**Problem:** Here are some records. Copy each one exactly.

Data items
•••••

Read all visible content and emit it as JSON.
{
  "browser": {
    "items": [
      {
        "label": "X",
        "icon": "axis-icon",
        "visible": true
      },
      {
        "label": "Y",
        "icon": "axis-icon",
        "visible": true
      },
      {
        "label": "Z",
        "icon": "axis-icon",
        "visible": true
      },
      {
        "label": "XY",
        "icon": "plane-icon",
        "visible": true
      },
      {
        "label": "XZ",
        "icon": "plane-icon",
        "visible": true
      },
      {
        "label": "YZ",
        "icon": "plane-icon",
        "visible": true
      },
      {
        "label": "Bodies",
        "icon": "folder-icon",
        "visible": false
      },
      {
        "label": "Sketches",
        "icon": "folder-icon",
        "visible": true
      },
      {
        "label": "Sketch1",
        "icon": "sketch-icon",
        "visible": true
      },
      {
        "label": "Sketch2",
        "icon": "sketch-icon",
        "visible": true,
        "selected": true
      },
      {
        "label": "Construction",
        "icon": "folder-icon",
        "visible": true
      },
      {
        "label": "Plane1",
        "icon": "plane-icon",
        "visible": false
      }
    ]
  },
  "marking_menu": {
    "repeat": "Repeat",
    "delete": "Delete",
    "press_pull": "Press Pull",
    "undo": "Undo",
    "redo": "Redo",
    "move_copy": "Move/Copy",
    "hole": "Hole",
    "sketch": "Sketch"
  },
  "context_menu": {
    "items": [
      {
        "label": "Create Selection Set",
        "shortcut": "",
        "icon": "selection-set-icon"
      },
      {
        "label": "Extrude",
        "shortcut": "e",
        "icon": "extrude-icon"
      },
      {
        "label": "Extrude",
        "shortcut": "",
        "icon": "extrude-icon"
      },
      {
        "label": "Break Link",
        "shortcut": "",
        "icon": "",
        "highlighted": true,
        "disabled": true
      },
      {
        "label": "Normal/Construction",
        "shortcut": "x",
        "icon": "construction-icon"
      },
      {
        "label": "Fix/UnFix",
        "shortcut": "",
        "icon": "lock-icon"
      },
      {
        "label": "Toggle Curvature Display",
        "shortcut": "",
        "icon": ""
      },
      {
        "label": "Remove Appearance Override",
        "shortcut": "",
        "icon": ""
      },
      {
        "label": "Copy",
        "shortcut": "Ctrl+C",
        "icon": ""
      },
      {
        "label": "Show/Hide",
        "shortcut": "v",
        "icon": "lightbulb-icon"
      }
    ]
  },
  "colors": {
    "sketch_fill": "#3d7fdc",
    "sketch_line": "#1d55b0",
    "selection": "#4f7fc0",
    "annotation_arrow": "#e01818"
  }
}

•••••

**Written answer:**
Read all visible content and emit it as JSON.
{
  "browser": {
    "items": [
      {
        "label": "X",
        "icon": "axis-icon",
        "visible": true
      },
      {
        "label": "Y",
        "icon": "axis-icon",
        "visible": true
      },
      {
        "label": "Z",
        "icon": "axis-icon",
        "visible": true
      },
      {
        "label": "XY",
        "icon": "plane-icon",
        "visible": true
      },
      {
        "label": "XZ",
        "icon": "plane-icon",
        "visible": true
      },
      {
        "label": "YZ",
        "icon": "plane-icon",
        "visible": true
      },
      {
        "label": "Bodies",
        "icon": "folder-icon",
        "visible": false
      },
      {
        "label": "Sketches",
        "icon": "folder-icon",
        "visible": true
      },
      {
        "label": "Sketch1",
        "icon": "sketch-icon",
        "visible": true
      },
      {
        "label": "Sketch2",
        "icon": "sketch-icon",
        "visible": true,
        "selected": true
      },
      {
        "label": "Construction",
        "icon": "folder-icon",
        "visible": true
      },
      {
        "label": "Plane1",
        "icon": "plane-icon",
        "visible": false
      }
    ]
  },
  "marking_menu": {
    "repeat": "Repeat",
    "delete": "Delete",
    "press_pull": "Press Pull",
    "undo": "Undo",
    "redo": "Redo",
    "move_copy": "Move/Copy",
    "hole": "Hole",
    "sketch": "Sketch"
  },
  "context_menu": {
    "items": [
      {
        "label": "Create Selection Set",
        "shortcut": "",
        "icon": "selection-set-icon"
      },
      {
        "label": "Extrude",
        "shortcut": "e",
        "icon": "extrude-icon"
      },
      {
        "label": "Extrude",
        "shortcut": "",
        "icon": "extrude-icon"
      },
      {
        "label": "Break Link",
        "shortcut": "",
        "icon": "",
        "highlighted": true,
        "disabled": true
      },
      {
        "label": "Normal/Construction",
        "shortcut": "x",
        "icon": "construction-icon"
      },
      {
        "label": "Fix/UnFix",
        "shortcut": "",
        "icon": "lock-icon"
      },
      {
        "label": "Toggle Curvature Display",
        "shortcut": "",
        "icon": ""
      },
      {
        "label": "Remove Appearance Override",
        "shortcut": "",
        "icon": ""
      },
      {
        "label": "Copy",
        "shortcut": "Ctrl+C",
        "icon": ""
      },
      {
        "label": "Show/Hide",
        "shortcut": "v",
        "icon": "lightbulb-icon"
      }
    ]
  },
  "colors": {
    "sketch_fill": "#3d7fdc",
    "sketch_line": "#1d55b0",
    "selection": "#4f7fc0",
    "annotation_arrow": "#e01818"
  }
}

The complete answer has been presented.